• [Task directions] Transcribe the material exactly. Images do not belong in the copy.

• [Working data]
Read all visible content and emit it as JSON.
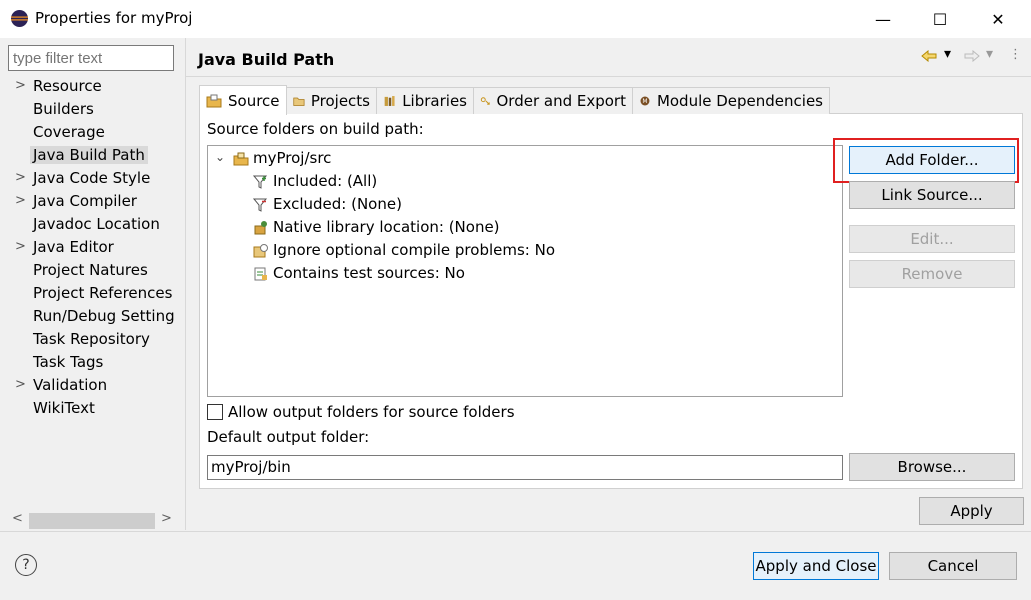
{
  "window": {
    "title": "Properties for myProj",
    "minimize_glyph": "—",
    "maximize_glyph": "☐",
    "close_glyph": "✕"
  },
  "filter": {
    "placeholder": "type filter text"
  },
  "left_tree": [
    {
      "label": "Resource",
      "expandable": true
    },
    {
      "label": "Builders",
      "expandable": false
    },
    {
      "label": "Coverage",
      "expandable": false
    },
    {
      "label": "Java Build Path",
      "expandable": false,
      "selected": true
    },
    {
      "label": "Java Code Style",
      "expandable": true
    },
    {
      "label": "Java Compiler",
      "expandable": true
    },
    {
      "label": "Javadoc Location",
      "expandable": false
    },
    {
      "label": "Java Editor",
      "expandable": true
    },
    {
      "label": "Project Natures",
      "expandable": false
    },
    {
      "label": "Project References",
      "expandable": false
    },
    {
      "label": "Run/Debug Setting",
      "expandable": false
    },
    {
      "label": "Task Repository",
      "expandable": false
    },
    {
      "label": "Task Tags",
      "expandable": false
    },
    {
      "label": "Validation",
      "expandable": true
    },
    {
      "label": "WikiText",
      "expandable": false
    }
  ],
  "page": {
    "title": "Java Build Path",
    "tabs": [
      {
        "label": "Source",
        "icon": "source-folder-icon"
      },
      {
        "label": "Projects",
        "icon": "projects-icon"
      },
      {
        "label": "Libraries",
        "icon": "libraries-icon"
      },
      {
        "label": "Order and Export",
        "icon": "order-export-icon"
      },
      {
        "label": "Module Dependencies",
        "icon": "module-icon"
      }
    ],
    "source_label": "Source folders on build path:",
    "source_root": "myProj/src",
    "source_children": [
      "Included: (All)",
      "Excluded: (None)",
      "Native library location: (None)",
      "Ignore optional compile problems: No",
      "Contains test sources: No"
    ],
    "buttons": {
      "add_folder": "Add Folder...",
      "link_source": "Link Source...",
      "edit": "Edit...",
      "remove": "Remove",
      "browse": "Browse..."
    },
    "allow_output_label": "Allow output folders for source folders",
    "default_output_label": "Default output folder:",
    "default_output_value": "myProj/bin"
  },
  "footer": {
    "apply": "Apply",
    "apply_close": "Apply and Close",
    "cancel": "Cancel",
    "help_glyph": "?"
  },
  "colors": {
    "highlight_box": "#e02020",
    "focus_border": "#0078d7"
  }
}
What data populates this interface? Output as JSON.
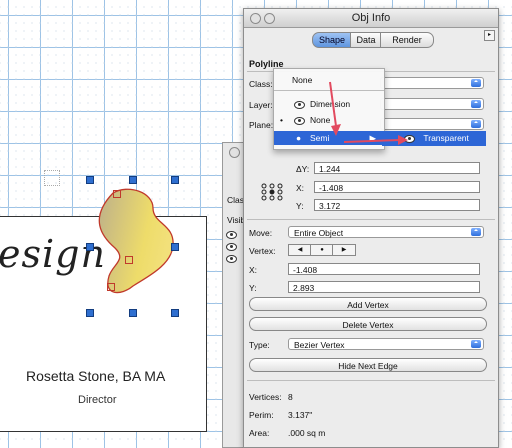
{
  "canvas": {
    "card": {
      "design_text": "esign",
      "name": "Rosetta Stone, BA MA",
      "title": "Director"
    }
  },
  "back_window": {
    "label_class": "Class",
    "label_visib": "Visib"
  },
  "panel": {
    "title": "Obj Info",
    "tabs": [
      "Shape",
      "Data",
      "Render"
    ],
    "selected_tab": "Shape",
    "object_type": "Polyline",
    "class_label": "Class:",
    "layer_label": "Layer:",
    "plane_label": "Plane:",
    "dy_label": "ΔY:",
    "dy_value": "1.244",
    "x_label": "X:",
    "x_value": "-1.408",
    "y_label": "Y:",
    "y_value": "3.172",
    "move_label": "Move:",
    "move_value": "Entire Object",
    "vertex_label": "Vertex:",
    "vx_label": "X:",
    "vx_value": "-1.408",
    "vy_label": "Y:",
    "vy_value": "2.893",
    "add_vertex": "Add Vertex",
    "delete_vertex": "Delete Vertex",
    "type_label": "Type:",
    "type_value": "Bezier Vertex",
    "hide_next_edge": "Hide Next Edge",
    "vertices_label": "Vertices:",
    "vertices_value": "8",
    "perim_label": "Perim:",
    "perim_value": "3.137\"",
    "area_label": "Area:",
    "area_value": ".000 sq m"
  },
  "menu": {
    "items": [
      "None",
      "Dimension",
      "None",
      "Semi"
    ],
    "submenu_item": "Transparent"
  },
  "colors": {
    "accent": "#2d66d6",
    "arrow": "#e24a5f",
    "blob_stroke": "#c0392b"
  }
}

• [Finished exercise]
Read all visible content and emit it as JSON.
{
  "window": {
    "title": "Properties for myProj",
    "minimize_glyph": "—",
    "maximize_glyph": "☐",
    "close_glyph": "✕"
  },
  "filter": {
    "placeholder": "type filter text"
  },
  "left_tree": [
    {
      "label": "Resource",
      "expandable": true
    },
    {
      "label": "Builders",
      "expandable": false
    },
    {
      "label": "Coverage",
      "expandable": false
    },
    {
      "label": "Java Build Path",
      "expandable": false,
      "selected": true
    },
    {
      "label": "Java Code Style",
      "expandable": true
    },
    {
      "label": "Java Compiler",
      "expandable": true
    },
    {
      "label": "Javadoc Location",
      "expandable": false
    },
    {
      "label": "Java Editor",
      "expandable": true
    },
    {
      "label": "Project Natures",
      "expandable": false
    },
    {
      "label": "Project References",
      "expandable": false
    },
    {
      "label": "Run/Debug Setting",
      "expandable": false
    },
    {
      "label": "Task Repository",
      "expandable": false
    },
    {
      "label": "Task Tags",
      "expandable": false
    },
    {
      "label": "Validation",
      "expandable": true
    },
    {
      "label": "WikiText",
      "expandable": false
    }
  ],
  "page": {
    "title": "Java Build Path",
    "tabs": [
      {
        "label": "Source",
        "icon": "source-folder-icon"
      },
      {
        "label": "Projects",
        "icon": "projects-icon"
      },
      {
        "label": "Libraries",
        "icon": "libraries-icon"
      },
      {
        "label": "Order and Export",
        "icon": "order-export-icon"
      },
      {
        "label": "Module Dependencies",
        "icon": "module-icon"
      }
    ],
    "source_label": "Source folders on build path:",
    "source_root": "myProj/src",
    "source_children": [
      "Included: (All)",
      "Excluded: (None)",
      "Native library location: (None)",
      "Ignore optional compile problems: No",
      "Contains test sources: No"
    ],
    "buttons": {
      "add_folder": "Add Folder...",
      "link_source": "Link Source...",
      "edit": "Edit...",
      "remove": "Remove",
      "browse": "Browse..."
    },
    "allow_output_label": "Allow output folders for source folders",
    "default_output_label": "Default output folder:",
    "default_output_value": "myProj/bin"
  },
  "footer": {
    "apply": "Apply",
    "apply_close": "Apply and Close",
    "cancel": "Cancel",
    "help_glyph": "?"
  },
  "colors": {
    "highlight_box": "#e02020",
    "focus_border": "#0078d7"
  }
}
What data populates this interface? Output as JSON.
{
  "canvas": {
    "card": {
      "design_text": "esign",
      "name": "Rosetta Stone, BA MA",
      "title": "Director"
    }
  },
  "back_window": {
    "label_class": "Class",
    "label_visib": "Visib"
  },
  "panel": {
    "title": "Obj Info",
    "tabs": [
      "Shape",
      "Data",
      "Render"
    ],
    "selected_tab": "Shape",
    "object_type": "Polyline",
    "class_label": "Class:",
    "layer_label": "Layer:",
    "plane_label": "Plane:",
    "dy_label": "ΔY:",
    "dy_value": "1.244",
    "x_label": "X:",
    "x_value": "-1.408",
    "y_label": "Y:",
    "y_value": "3.172",
    "move_label": "Move:",
    "move_value": "Entire Object",
    "vertex_label": "Vertex:",
    "vx_label": "X:",
    "vx_value": "-1.408",
    "vy_label": "Y:",
    "vy_value": "2.893",
    "add_vertex": "Add Vertex",
    "delete_vertex": "Delete Vertex",
    "type_label": "Type:",
    "type_value": "Bezier Vertex",
    "hide_next_edge": "Hide Next Edge",
    "vertices_label": "Vertices:",
    "vertices_value": "8",
    "perim_label": "Perim:",
    "perim_value": "3.137\"",
    "area_label": "Area:",
    "area_value": ".000 sq m"
  },
  "menu": {
    "items": [
      "None",
      "Dimension",
      "None",
      "Semi"
    ],
    "submenu_item": "Transparent"
  },
  "colors": {
    "accent": "#2d66d6",
    "arrow": "#e24a5f",
    "blob_stroke": "#c0392b"
  }
}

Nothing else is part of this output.